===== SOURCE DATA
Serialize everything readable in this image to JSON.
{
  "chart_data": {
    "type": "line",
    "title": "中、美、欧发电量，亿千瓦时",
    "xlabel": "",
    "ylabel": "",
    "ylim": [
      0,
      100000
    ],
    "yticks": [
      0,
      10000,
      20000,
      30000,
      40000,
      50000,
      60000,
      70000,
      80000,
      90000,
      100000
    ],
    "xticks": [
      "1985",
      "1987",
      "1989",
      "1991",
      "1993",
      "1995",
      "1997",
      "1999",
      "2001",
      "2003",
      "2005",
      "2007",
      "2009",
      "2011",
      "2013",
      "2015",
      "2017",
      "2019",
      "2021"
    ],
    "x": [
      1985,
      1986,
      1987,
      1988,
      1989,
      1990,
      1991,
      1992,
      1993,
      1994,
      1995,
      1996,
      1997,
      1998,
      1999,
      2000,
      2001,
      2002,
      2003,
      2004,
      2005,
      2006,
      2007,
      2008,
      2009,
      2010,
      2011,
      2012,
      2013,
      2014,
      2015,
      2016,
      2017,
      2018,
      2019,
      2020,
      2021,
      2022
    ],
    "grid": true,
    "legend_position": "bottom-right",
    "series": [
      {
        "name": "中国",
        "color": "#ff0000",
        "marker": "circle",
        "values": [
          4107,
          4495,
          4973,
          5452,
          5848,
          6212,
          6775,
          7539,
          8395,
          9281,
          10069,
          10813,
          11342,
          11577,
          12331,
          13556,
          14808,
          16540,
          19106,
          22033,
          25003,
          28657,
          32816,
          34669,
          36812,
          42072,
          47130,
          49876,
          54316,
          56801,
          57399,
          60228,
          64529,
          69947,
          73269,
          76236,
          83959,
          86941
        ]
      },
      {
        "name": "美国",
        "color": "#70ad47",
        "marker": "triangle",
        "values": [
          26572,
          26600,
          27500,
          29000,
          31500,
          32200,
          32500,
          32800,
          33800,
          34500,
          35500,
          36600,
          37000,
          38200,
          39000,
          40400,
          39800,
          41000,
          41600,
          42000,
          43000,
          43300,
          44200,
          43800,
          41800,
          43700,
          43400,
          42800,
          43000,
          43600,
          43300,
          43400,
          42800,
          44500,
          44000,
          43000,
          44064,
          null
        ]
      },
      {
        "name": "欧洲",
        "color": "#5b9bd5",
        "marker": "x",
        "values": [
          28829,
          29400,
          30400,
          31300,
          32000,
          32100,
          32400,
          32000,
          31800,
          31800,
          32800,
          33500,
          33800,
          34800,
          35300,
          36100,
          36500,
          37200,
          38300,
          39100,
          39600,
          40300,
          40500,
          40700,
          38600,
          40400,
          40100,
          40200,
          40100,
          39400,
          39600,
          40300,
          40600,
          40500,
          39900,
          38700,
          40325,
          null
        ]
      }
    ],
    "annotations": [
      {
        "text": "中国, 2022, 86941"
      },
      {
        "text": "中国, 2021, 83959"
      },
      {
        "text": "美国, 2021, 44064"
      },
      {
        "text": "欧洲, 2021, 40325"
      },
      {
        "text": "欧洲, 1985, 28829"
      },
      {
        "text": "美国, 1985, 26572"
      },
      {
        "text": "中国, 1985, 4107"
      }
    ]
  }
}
==========
**SET TASK:**
Copy out every entry again, exactly as it was given.

**WRITTEN RESPONSE:**
Serialize everything readable in this image to JSON.
{
  "chart_data": {
    "type": "line",
    "title": "中、美、欧发电量，亿千瓦时",
    "xlabel": "",
    "ylabel": "",
    "ylim": [
      0,
      100000
    ],
    "yticks": [
      0,
      10000,
      20000,
      30000,
      40000,
      50000,
      60000,
      70000,
      80000,
      90000,
      100000
    ],
    "xticks": [
      "1985",
      "1987",
      "1989",
      "1991",
      "1993",
      "1995",
      "1997",
      "1999",
      "2001",
      "2003",
      "2005",
      "2007",
      "2009",
      "2011",
      "2013",
      "2015",
      "2017",
      "2019",
      "2021"
    ],
    "x": [
      1985,
      1986,
      1987,
      1988,
      1989,
      1990,
      1991,
      1992,
      1993,
      1994,
      1995,
      1996,
      1997,
      1998,
      1999,
      2000,
      2001,
      2002,
      2003,
      2004,
      2005,
      2006,
      2007,
      2008,
      2009,
      2010,
      2011,
      2012,
      2013,
      2014,
      2015,
      2016,
      2017,
      2018,
      2019,
      2020,
      2021,
      2022
    ],
    "grid": true,
    "legend_position": "bottom-right",
    "series": [
      {
        "name": "中国",
        "color": "#ff0000",
        "marker": "circle",
        "values": [
          4107,
          4495,
          4973,
          5452,
          5848,
          6212,
          6775,
          7539,
          8395,
          9281,
          10069,
          10813,
          11342,
          11577,
          12331,
          13556,
          14808,
          16540,
          19106,
          22033,
          25003,
          28657,
          32816,
          34669,
          36812,
          42072,
          47130,
          49876,
          54316,
          56801,
          57399,
          60228,
          64529,
          69947,
          73269,
          76236,
          83959,
          86941
        ]
      },
      {
        "name": "美国",
        "color": "#70ad47",
        "marker": "triangle",
        "values": [
          26572,
          26600,
          27500,
          29000,
          31500,
          32200,
          32500,
          32800,
          33800,
          34500,
          35500,
          36600,
          37000,
          38200,
          39000,
          40400,
          39800,
          41000,
          41600,
          42000,
          43000,
          43300,
          44200,
          43800,
          41800,
          43700,
          43400,
          42800,
          43000,
          43600,
          43300,
          43400,
          42800,
          44500,
          44000,
          43000,
          44064,
          null
        ]
      },
      {
        "name": "欧洲",
        "color": "#5b9bd5",
        "marker": "x",
        "values": [
          28829,
          29400,
          30400,
          31300,
          32000,
          32100,
          32400,
          32000,
          31800,
          31800,
          32800,
          33500,
          33800,
          34800,
          35300,
          36100,
          36500,
          37200,
          38300,
          39100,
          39600,
          40300,
          40500,
          40700,
          38600,
          40400,
          40100,
          40200,
          40100,
          39400,
          39600,
          40300,
          40600,
          40500,
          39900,
          38700,
          40325,
          null
        ]
      }
    ],
    "annotations": [
      {
        "text": "中国, 2022, 86941"
      },
      {
        "text": "中国, 2021, 83959"
      },
      {
        "text": "美国, 2021, 44064"
      },
      {
        "text": "欧洲, 2021, 40325"
      },
      {
        "text": "欧洲, 1985, 28829"
      },
      {
        "text": "美国, 1985, 26572"
      },
      {
        "text": "中国, 1985, 4107"
      }
    ]
  }
}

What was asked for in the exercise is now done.